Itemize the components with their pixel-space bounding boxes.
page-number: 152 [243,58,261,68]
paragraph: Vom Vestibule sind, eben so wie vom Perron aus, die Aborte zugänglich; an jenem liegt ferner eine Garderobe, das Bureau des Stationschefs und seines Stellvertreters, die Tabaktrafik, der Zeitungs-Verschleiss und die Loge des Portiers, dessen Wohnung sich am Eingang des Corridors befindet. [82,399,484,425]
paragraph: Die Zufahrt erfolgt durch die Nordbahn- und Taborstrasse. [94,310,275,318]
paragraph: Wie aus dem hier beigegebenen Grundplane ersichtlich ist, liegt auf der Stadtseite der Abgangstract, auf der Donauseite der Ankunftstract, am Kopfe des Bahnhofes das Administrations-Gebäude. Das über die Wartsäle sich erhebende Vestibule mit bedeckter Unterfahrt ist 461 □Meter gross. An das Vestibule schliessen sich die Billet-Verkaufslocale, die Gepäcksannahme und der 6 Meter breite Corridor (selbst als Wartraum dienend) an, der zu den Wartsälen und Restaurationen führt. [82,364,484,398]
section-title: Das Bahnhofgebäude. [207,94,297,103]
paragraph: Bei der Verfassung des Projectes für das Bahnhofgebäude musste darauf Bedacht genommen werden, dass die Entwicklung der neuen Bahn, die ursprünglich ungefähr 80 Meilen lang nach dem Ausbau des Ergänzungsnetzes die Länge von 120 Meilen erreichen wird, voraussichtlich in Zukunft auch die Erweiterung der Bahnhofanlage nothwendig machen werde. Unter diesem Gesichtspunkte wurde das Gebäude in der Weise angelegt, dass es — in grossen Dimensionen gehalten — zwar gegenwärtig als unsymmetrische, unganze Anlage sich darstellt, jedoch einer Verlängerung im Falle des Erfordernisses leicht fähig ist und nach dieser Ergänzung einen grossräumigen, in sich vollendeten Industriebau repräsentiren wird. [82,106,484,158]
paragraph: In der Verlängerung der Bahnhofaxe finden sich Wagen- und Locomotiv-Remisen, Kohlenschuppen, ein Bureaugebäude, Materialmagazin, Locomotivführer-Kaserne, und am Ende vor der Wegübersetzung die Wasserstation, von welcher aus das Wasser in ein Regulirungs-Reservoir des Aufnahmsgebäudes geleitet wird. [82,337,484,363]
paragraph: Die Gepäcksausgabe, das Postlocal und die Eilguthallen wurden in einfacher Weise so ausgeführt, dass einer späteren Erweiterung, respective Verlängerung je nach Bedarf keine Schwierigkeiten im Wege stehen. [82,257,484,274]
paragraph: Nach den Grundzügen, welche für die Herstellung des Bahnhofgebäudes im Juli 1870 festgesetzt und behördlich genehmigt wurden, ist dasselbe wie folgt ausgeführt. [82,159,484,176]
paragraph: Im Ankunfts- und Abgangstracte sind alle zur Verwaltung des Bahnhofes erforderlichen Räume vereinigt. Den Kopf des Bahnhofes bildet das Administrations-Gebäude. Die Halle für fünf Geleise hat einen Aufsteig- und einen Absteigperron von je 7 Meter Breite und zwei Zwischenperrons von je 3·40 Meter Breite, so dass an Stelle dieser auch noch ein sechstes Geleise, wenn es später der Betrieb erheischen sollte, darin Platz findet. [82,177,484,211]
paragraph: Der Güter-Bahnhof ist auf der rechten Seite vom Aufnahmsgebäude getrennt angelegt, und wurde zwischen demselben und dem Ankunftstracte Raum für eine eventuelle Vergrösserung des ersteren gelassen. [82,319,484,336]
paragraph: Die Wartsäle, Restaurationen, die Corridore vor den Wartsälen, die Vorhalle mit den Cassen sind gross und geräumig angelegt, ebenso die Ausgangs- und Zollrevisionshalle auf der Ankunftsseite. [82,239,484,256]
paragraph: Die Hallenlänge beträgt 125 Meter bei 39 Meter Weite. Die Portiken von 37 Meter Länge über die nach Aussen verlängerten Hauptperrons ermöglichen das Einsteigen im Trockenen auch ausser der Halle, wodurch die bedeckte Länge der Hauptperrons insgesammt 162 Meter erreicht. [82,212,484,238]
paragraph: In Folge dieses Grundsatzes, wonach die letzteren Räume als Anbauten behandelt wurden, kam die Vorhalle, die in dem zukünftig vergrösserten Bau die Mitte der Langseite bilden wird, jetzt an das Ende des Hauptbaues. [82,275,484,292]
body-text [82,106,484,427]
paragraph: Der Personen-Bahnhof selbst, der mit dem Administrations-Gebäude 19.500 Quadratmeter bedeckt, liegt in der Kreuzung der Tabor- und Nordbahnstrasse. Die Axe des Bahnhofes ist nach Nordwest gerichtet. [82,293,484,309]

- Task item: For each line of the entries that includes "Räume", show that line.

- Answer for the task:
paragraph: Im Ankunfts- und Abgangstracte sind alle zur Verwaltung des Bahnhofes erforderlichen Räume vereinigt. Den Kopf des Bahnhofes bildet das Administrations-Gebäude. Die Halle für fünf Geleise hat einen Aufsteig- und einen Absteigperron von je 7 Meter Breite und zwei Zwischenperrons von je 3·40 Meter Breite, so dass an Stelle dieser auch noch ein sechstes Geleise, wenn es später der Betrieb erheischen sollte, darin Platz findet. [82,177,484,211]
paragraph: In Folge dieses Grundsatzes, wonach die letzteren Räume als Anbauten behandelt wurden, kam die Vorhalle, die in dem zukünftig vergrösserten Bau die Mitte der Langseite bilden wird, jetzt an das Ende des Hauptbaues. [82,275,484,292]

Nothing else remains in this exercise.